■ **INPUT RECORDS**:
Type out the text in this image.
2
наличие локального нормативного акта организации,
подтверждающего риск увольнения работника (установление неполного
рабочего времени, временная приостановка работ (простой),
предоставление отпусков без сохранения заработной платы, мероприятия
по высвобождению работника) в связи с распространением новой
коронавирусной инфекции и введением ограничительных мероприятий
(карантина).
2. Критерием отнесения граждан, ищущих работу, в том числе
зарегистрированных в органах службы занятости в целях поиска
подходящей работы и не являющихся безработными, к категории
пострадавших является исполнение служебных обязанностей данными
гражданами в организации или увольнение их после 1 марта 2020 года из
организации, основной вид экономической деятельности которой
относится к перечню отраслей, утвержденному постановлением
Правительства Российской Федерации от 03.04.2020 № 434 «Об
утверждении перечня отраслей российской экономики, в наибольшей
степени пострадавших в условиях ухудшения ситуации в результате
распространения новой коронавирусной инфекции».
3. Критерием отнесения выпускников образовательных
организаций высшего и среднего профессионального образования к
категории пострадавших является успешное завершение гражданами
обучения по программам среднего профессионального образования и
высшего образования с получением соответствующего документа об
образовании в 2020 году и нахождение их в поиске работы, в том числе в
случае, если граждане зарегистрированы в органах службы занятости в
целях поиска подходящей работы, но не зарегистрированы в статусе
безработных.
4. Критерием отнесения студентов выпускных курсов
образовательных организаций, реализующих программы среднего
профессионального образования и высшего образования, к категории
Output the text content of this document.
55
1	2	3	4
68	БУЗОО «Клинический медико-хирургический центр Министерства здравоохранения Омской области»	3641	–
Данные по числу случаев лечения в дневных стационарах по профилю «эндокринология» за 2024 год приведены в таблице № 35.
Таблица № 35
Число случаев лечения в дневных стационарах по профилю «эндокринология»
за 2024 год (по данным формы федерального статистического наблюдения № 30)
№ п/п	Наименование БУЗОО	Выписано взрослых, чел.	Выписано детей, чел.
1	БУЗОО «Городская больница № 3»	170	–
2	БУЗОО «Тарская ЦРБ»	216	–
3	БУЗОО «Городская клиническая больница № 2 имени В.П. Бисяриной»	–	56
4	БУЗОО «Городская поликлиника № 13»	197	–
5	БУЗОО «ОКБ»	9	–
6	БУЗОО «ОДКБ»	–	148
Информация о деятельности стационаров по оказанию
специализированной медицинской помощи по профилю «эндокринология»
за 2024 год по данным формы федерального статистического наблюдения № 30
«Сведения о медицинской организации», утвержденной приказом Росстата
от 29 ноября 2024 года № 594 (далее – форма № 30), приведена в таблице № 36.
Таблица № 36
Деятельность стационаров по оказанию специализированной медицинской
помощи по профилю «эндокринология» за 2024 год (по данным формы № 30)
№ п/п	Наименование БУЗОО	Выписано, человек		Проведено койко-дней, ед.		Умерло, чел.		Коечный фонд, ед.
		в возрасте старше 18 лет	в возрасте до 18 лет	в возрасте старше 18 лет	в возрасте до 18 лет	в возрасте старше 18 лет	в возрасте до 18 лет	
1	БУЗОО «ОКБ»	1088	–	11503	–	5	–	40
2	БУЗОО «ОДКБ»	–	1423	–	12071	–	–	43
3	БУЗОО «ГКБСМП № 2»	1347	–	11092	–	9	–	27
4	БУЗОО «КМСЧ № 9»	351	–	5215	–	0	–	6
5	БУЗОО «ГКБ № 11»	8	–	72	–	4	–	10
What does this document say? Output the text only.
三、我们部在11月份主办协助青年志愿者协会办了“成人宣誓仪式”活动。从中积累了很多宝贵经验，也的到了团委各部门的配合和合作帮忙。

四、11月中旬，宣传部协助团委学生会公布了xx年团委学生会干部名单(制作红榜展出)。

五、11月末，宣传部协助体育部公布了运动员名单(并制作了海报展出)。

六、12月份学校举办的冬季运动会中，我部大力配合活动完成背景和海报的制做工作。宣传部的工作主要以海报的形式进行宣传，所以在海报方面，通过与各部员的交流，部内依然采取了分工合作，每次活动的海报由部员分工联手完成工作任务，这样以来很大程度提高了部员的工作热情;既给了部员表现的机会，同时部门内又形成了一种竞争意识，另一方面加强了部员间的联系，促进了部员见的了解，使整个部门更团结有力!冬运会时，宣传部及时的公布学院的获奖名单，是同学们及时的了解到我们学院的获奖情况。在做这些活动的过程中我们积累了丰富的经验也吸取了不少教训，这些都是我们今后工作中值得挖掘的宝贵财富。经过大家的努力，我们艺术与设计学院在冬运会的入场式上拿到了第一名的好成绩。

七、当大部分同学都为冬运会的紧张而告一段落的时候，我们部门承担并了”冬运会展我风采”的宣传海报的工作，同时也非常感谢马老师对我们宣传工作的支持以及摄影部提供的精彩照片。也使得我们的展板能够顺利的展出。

■ **INSTRUCTION**: Please set down the whole listing above without altering a single line.

■ **THE REPLY**:
Type out the text in this image.
2
наличие локального нормативного акта организации,
подтверждающего риск увольнения работника (установление неполного
рабочего времени, временная приостановка работ (простой),
предоставление отпусков без сохранения заработной платы, мероприятия
по высвобождению работника) в связи с распространением новой
коронавирусной инфекции и введением ограничительных мероприятий
(карантина).
2. Критерием отнесения граждан, ищущих работу, в том числе
зарегистрированных в органах службы занятости в целях поиска
подходящей работы и не являющихся безработными, к категории
пострадавших является исполнение служебных обязанностей данными
гражданами в организации или увольнение их после 1 марта 2020 года из
организации, основной вид экономической деятельности которой
относится к перечню отраслей, утвержденному постановлением
Правительства Российской Федерации от 03.04.2020 № 434 «Об
утверждении перечня отраслей российской экономики, в наибольшей
степени пострадавших в условиях ухудшения ситуации в результате
распространения новой коронавирусной инфекции».
3. Критерием отнесения выпускников образовательных
организаций высшего и среднего профессионального образования к
категории пострадавших является успешное завершение гражданами
обучения по программам среднего профессионального образования и
высшего образования с получением соответствующего документа об
образовании в 2020 году и нахождение их в поиске работы, в том числе в
случае, если граждане зарегистрированы в органах службы занятости в
целях поиска подходящей работы, но не зарегистрированы в статусе
безработных.
4. Критерием отнесения студентов выпускных курсов
образовательных организаций, реализующих программы среднего
профессионального образования и высшего образования, к категории
Output the text content of this document.
55
1	2	3	4
68	БУЗОО «Клинический медико-хирургический центр Министерства здравоохранения Омской области»	3641	–
Данные по числу случаев лечения в дневных стационарах по профилю «эндокринология» за 2024 год приведены в таблице № 35.
Таблица № 35
Число случаев лечения в дневных стационарах по профилю «эндокринология»
за 2024 год (по данным формы федерального статистического наблюдения № 30)
№ п/п	Наименование БУЗОО	Выписано взрослых, чел.	Выписано детей, чел.
1	БУЗОО «Городская больница № 3»	170	–
2	БУЗОО «Тарская ЦРБ»	216	–
3	БУЗОО «Городская клиническая больница № 2 имени В.П. Бисяриной»	–	56
4	БУЗОО «Городская поликлиника № 13»	197	–
5	БУЗОО «ОКБ»	9	–
6	БУЗОО «ОДКБ»	–	148
Информация о деятельности стационаров по оказанию
специализированной медицинской помощи по профилю «эндокринология»
за 2024 год по данным формы федерального статистического наблюдения № 30
«Сведения о медицинской организации», утвержденной приказом Росстата
от 29 ноября 2024 года № 594 (далее – форма № 30), приведена в таблице № 36.
Таблица № 36
Деятельность стационаров по оказанию специализированной медицинской
помощи по профилю «эндокринология» за 2024 год (по данным формы № 30)
№ п/п	Наименование БУЗОО	Выписано, человек		Проведено койко-дней, ед.		Умерло, чел.		Коечный фонд, ед.
		в возрасте старше 18 лет	в возрасте до 18 лет	в возрасте старше 18 лет	в возрасте до 18 лет	в возрасте старше 18 лет	в возрасте до 18 лет	
1	БУЗОО «ОКБ»	1088	–	11503	–	5	–	40
2	БУЗОО «ОДКБ»	–	1423	–	12071	–	–	43
3	БУЗОО «ГКБСМП № 2»	1347	–	11092	–	9	–	27
4	БУЗОО «КМСЧ № 9»	351	–	5215	–	0	–	6
5	БУЗОО «ГКБ № 11»	8	–	72	–	4	–	10
What does this document say? Output the text only.
三、我们部在11月份主办协助青年志愿者协会办了“成人宣誓仪式”活动。从中积累了很多宝贵经验，也的到了团委各部门的配合和合作帮忙。

四、11月中旬，宣传部协助团委学生会公布了xx年团委学生会干部名单(制作红榜展出)。

五、11月末，宣传部协助体育部公布了运动员名单(并制作了海报展出)。

六、12月份学校举办的冬季运动会中，我部大力配合活动完成背景和海报的制做工作。宣传部的工作主要以海报的形式进行宣传，所以在海报方面，通过与各部员的交流，部内依然采取了分工合作，每次活动的海报由部员分工联手完成工作任务，这样以来很大程度提高了部员的工作热情;既给了部员表现的机会，同时部门内又形成了一种竞争意识，另一方面加强了部员间的联系，促进了部员见的了解，使整个部门更团结有力!冬运会时，宣传部及时的公布学院的获奖名单，是同学们及时的了解到我们学院的获奖情况。在做这些活动的过程中我们积累了丰富的经验也吸取了不少教训，这些都是我们今后工作中值得挖掘的宝贵财富。经过大家的努力，我们艺术与设计学院在冬运会的入场式上拿到了第一名的好成绩。

七、当大部分同学都为冬运会的紧张而告一段落的时候，我们部门承担并了”冬运会展我风采”的宣传海报的工作，同时也非常感谢马老师对我们宣传工作的支持以及摄影部提供的精彩照片。也使得我们的展板能够顺利的展出。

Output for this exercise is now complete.